Reproduce every line of the material below, but drop the pictures.

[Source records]
+===+

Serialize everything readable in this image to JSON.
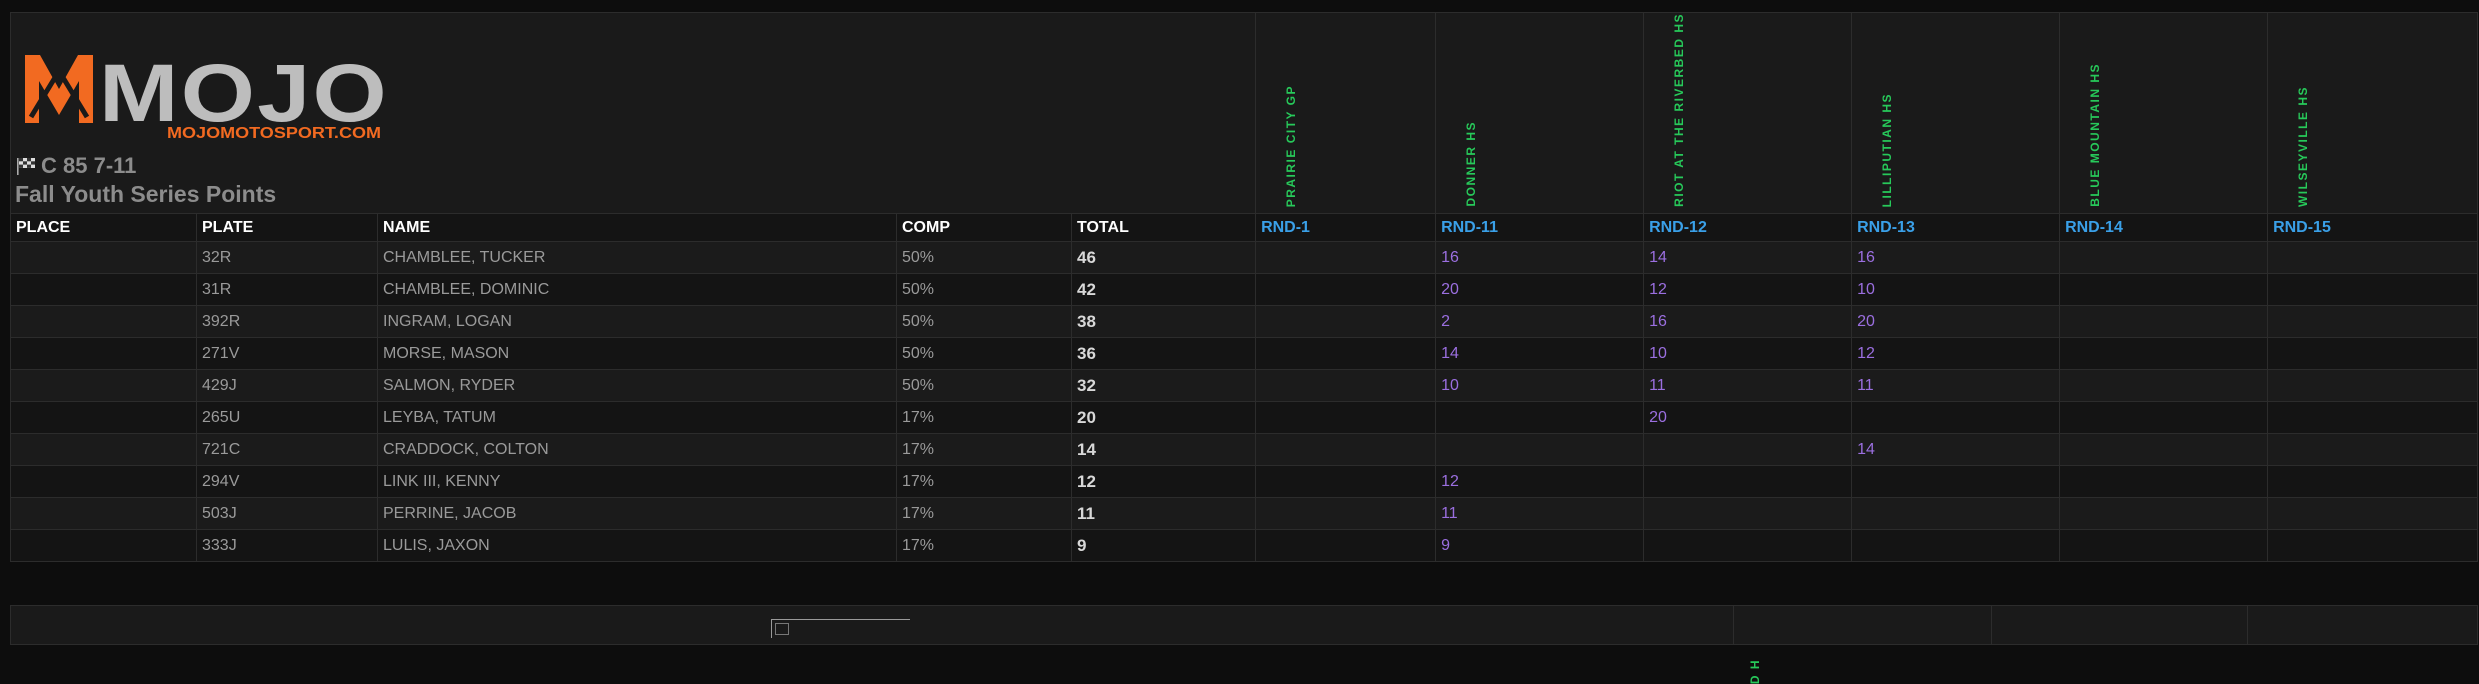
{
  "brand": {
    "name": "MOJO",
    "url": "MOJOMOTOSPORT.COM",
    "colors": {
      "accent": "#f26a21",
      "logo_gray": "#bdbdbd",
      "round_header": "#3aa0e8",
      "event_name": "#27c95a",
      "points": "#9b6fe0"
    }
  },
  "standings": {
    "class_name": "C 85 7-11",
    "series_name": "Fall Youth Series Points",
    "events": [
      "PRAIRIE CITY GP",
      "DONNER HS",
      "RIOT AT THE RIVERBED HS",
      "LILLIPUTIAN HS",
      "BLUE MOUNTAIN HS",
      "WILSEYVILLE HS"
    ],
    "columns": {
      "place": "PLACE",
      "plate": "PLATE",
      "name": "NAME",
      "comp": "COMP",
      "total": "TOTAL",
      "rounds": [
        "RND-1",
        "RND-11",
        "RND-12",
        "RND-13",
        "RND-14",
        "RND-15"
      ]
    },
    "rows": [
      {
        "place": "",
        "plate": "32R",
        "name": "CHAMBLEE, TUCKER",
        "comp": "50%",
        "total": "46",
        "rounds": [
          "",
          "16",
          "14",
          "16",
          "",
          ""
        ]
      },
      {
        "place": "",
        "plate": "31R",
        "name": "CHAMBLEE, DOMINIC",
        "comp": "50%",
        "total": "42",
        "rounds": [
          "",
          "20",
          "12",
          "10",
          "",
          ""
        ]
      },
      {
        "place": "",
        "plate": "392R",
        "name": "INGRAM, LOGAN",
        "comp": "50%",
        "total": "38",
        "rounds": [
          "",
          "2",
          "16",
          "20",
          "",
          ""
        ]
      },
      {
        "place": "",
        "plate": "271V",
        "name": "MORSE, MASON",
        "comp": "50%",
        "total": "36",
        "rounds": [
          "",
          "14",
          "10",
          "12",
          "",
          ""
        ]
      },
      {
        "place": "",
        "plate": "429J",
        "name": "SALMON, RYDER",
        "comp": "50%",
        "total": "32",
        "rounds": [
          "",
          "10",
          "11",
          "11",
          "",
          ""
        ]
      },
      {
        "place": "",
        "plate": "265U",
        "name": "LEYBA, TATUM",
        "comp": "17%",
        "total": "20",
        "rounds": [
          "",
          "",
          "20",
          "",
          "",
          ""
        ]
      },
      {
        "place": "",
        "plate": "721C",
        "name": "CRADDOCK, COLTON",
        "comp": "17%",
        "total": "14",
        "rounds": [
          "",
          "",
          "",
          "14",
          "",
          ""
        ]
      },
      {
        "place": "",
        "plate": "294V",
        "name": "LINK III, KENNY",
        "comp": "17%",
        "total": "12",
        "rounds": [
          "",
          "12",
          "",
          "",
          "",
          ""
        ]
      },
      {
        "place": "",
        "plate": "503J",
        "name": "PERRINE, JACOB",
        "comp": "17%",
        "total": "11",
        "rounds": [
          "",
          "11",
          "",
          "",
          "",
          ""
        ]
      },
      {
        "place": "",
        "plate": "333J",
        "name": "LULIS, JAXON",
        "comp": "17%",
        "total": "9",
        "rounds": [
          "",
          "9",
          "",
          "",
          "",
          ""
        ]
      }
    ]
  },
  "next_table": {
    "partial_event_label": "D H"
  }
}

+===+

RESULT OF THIS EXERCISE:
Serialize everything readable in this image to JSON.
{
  "brand": {
    "name": "MOJO",
    "url": "MOJOMOTOSPORT.COM",
    "colors": {
      "accent": "#f26a21",
      "logo_gray": "#bdbdbd",
      "round_header": "#3aa0e8",
      "event_name": "#27c95a",
      "points": "#9b6fe0"
    }
  },
  "standings": {
    "class_name": "C 85 7-11",
    "series_name": "Fall Youth Series Points",
    "events": [
      "PRAIRIE CITY GP",
      "DONNER HS",
      "RIOT AT THE RIVERBED HS",
      "LILLIPUTIAN HS",
      "BLUE MOUNTAIN HS",
      "WILSEYVILLE HS"
    ],
    "columns": {
      "place": "PLACE",
      "plate": "PLATE",
      "name": "NAME",
      "comp": "COMP",
      "total": "TOTAL",
      "rounds": [
        "RND-1",
        "RND-11",
        "RND-12",
        "RND-13",
        "RND-14",
        "RND-15"
      ]
    },
    "rows": [
      {
        "place": "",
        "plate": "32R",
        "name": "CHAMBLEE, TUCKER",
        "comp": "50%",
        "total": "46",
        "rounds": [
          "",
          "16",
          "14",
          "16",
          "",
          ""
        ]
      },
      {
        "place": "",
        "plate": "31R",
        "name": "CHAMBLEE, DOMINIC",
        "comp": "50%",
        "total": "42",
        "rounds": [
          "",
          "20",
          "12",
          "10",
          "",
          ""
        ]
      },
      {
        "place": "",
        "plate": "392R",
        "name": "INGRAM, LOGAN",
        "comp": "50%",
        "total": "38",
        "rounds": [
          "",
          "2",
          "16",
          "20",
          "",
          ""
        ]
      },
      {
        "place": "",
        "plate": "271V",
        "name": "MORSE, MASON",
        "comp": "50%",
        "total": "36",
        "rounds": [
          "",
          "14",
          "10",
          "12",
          "",
          ""
        ]
      },
      {
        "place": "",
        "plate": "429J",
        "name": "SALMON, RYDER",
        "comp": "50%",
        "total": "32",
        "rounds": [
          "",
          "10",
          "11",
          "11",
          "",
          ""
        ]
      },
      {
        "place": "",
        "plate": "265U",
        "name": "LEYBA, TATUM",
        "comp": "17%",
        "total": "20",
        "rounds": [
          "",
          "",
          "20",
          "",
          "",
          ""
        ]
      },
      {
        "place": "",
        "plate": "721C",
        "name": "CRADDOCK, COLTON",
        "comp": "17%",
        "total": "14",
        "rounds": [
          "",
          "",
          "",
          "14",
          "",
          ""
        ]
      },
      {
        "place": "",
        "plate": "294V",
        "name": "LINK III, KENNY",
        "comp": "17%",
        "total": "12",
        "rounds": [
          "",
          "12",
          "",
          "",
          "",
          ""
        ]
      },
      {
        "place": "",
        "plate": "503J",
        "name": "PERRINE, JACOB",
        "comp": "17%",
        "total": "11",
        "rounds": [
          "",
          "11",
          "",
          "",
          "",
          ""
        ]
      },
      {
        "place": "",
        "plate": "333J",
        "name": "LULIS, JAXON",
        "comp": "17%",
        "total": "9",
        "rounds": [
          "",
          "9",
          "",
          "",
          "",
          ""
        ]
      }
    ]
  },
  "next_table": {
    "partial_event_label": "D H"
  }
}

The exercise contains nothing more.